Written exercise » Return all of the lines below exactly as they are.

──────────

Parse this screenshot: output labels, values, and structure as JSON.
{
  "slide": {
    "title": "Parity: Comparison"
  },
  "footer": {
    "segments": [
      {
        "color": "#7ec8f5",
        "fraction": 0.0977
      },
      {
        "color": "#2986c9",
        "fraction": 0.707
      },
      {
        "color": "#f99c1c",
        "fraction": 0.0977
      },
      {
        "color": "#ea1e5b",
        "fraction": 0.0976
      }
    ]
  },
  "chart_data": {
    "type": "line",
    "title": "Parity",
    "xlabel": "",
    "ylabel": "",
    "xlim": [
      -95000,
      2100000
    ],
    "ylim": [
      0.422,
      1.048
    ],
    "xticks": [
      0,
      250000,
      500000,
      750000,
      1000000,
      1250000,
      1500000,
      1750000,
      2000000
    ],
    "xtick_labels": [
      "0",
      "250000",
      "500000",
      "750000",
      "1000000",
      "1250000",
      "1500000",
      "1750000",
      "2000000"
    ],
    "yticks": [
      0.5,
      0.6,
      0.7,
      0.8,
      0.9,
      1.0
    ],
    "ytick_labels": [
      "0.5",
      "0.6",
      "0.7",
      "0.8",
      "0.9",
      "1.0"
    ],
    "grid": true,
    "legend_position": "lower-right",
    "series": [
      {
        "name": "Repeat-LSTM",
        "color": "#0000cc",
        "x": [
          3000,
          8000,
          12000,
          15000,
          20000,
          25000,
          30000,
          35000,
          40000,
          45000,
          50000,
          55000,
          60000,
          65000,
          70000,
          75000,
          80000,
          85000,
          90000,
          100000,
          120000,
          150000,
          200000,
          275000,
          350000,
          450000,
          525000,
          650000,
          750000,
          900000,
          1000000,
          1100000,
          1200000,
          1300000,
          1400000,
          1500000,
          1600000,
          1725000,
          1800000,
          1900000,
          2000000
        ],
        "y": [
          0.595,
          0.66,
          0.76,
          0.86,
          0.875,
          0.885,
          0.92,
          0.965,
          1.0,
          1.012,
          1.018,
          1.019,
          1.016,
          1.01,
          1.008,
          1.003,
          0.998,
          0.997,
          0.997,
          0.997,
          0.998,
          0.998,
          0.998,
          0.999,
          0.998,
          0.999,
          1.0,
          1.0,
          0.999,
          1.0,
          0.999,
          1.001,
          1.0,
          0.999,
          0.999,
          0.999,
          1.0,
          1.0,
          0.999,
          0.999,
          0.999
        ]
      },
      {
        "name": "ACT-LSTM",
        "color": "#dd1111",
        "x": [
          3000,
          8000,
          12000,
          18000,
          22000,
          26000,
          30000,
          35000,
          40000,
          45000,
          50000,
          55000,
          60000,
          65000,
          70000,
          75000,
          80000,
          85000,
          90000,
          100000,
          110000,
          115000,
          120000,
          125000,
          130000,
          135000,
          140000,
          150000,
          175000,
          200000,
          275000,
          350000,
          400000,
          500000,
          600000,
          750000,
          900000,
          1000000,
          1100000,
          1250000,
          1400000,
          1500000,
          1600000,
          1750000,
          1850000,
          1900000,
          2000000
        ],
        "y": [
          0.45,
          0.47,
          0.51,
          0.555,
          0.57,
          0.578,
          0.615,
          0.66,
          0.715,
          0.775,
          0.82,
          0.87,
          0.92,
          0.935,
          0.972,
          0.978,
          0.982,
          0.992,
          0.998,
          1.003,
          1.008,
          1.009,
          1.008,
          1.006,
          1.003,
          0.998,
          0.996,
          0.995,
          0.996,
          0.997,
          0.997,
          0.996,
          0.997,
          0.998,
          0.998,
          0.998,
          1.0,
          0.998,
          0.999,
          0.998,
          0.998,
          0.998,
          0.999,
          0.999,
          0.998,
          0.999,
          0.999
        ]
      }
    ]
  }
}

──────────

Result for this task »
Parse this screenshot: output labels, values, and structure as JSON.
{
  "slide": {
    "title": "Parity: Comparison"
  },
  "footer": {
    "segments": [
      {
        "color": "#7ec8f5",
        "fraction": 0.0977
      },
      {
        "color": "#2986c9",
        "fraction": 0.707
      },
      {
        "color": "#f99c1c",
        "fraction": 0.0977
      },
      {
        "color": "#ea1e5b",
        "fraction": 0.0976
      }
    ]
  },
  "chart_data": {
    "type": "line",
    "title": "Parity",
    "xlabel": "",
    "ylabel": "",
    "xlim": [
      -95000,
      2100000
    ],
    "ylim": [
      0.422,
      1.048
    ],
    "xticks": [
      0,
      250000,
      500000,
      750000,
      1000000,
      1250000,
      1500000,
      1750000,
      2000000
    ],
    "xtick_labels": [
      "0",
      "250000",
      "500000",
      "750000",
      "1000000",
      "1250000",
      "1500000",
      "1750000",
      "2000000"
    ],
    "yticks": [
      0.5,
      0.6,
      0.7,
      0.8,
      0.9,
      1.0
    ],
    "ytick_labels": [
      "0.5",
      "0.6",
      "0.7",
      "0.8",
      "0.9",
      "1.0"
    ],
    "grid": true,
    "legend_position": "lower-right",
    "series": [
      {
        "name": "Repeat-LSTM",
        "color": "#0000cc",
        "x": [
          3000,
          8000,
          12000,
          15000,
          20000,
          25000,
          30000,
          35000,
          40000,
          45000,
          50000,
          55000,
          60000,
          65000,
          70000,
          75000,
          80000,
          85000,
          90000,
          100000,
          120000,
          150000,
          200000,
          275000,
          350000,
          450000,
          525000,
          650000,
          750000,
          900000,
          1000000,
          1100000,
          1200000,
          1300000,
          1400000,
          1500000,
          1600000,
          1725000,
          1800000,
          1900000,
          2000000
        ],
        "y": [
          0.595,
          0.66,
          0.76,
          0.86,
          0.875,
          0.885,
          0.92,
          0.965,
          1.0,
          1.012,
          1.018,
          1.019,
          1.016,
          1.01,
          1.008,
          1.003,
          0.998,
          0.997,
          0.997,
          0.997,
          0.998,
          0.998,
          0.998,
          0.999,
          0.998,
          0.999,
          1.0,
          1.0,
          0.999,
          1.0,
          0.999,
          1.001,
          1.0,
          0.999,
          0.999,
          0.999,
          1.0,
          1.0,
          0.999,
          0.999,
          0.999
        ]
      },
      {
        "name": "ACT-LSTM",
        "color": "#dd1111",
        "x": [
          3000,
          8000,
          12000,
          18000,
          22000,
          26000,
          30000,
          35000,
          40000,
          45000,
          50000,
          55000,
          60000,
          65000,
          70000,
          75000,
          80000,
          85000,
          90000,
          100000,
          110000,
          115000,
          120000,
          125000,
          130000,
          135000,
          140000,
          150000,
          175000,
          200000,
          275000,
          350000,
          400000,
          500000,
          600000,
          750000,
          900000,
          1000000,
          1100000,
          1250000,
          1400000,
          1500000,
          1600000,
          1750000,
          1850000,
          1900000,
          2000000
        ],
        "y": [
          0.45,
          0.47,
          0.51,
          0.555,
          0.57,
          0.578,
          0.615,
          0.66,
          0.715,
          0.775,
          0.82,
          0.87,
          0.92,
          0.935,
          0.972,
          0.978,
          0.982,
          0.992,
          0.998,
          1.003,
          1.008,
          1.009,
          1.008,
          1.006,
          1.003,
          0.998,
          0.996,
          0.995,
          0.996,
          0.997,
          0.997,
          0.996,
          0.997,
          0.998,
          0.998,
          0.998,
          1.0,
          0.998,
          0.999,
          0.998,
          0.998,
          0.998,
          0.999,
          0.999,
          0.998,
          0.999,
          0.999
        ]
      }
    ]
  }
}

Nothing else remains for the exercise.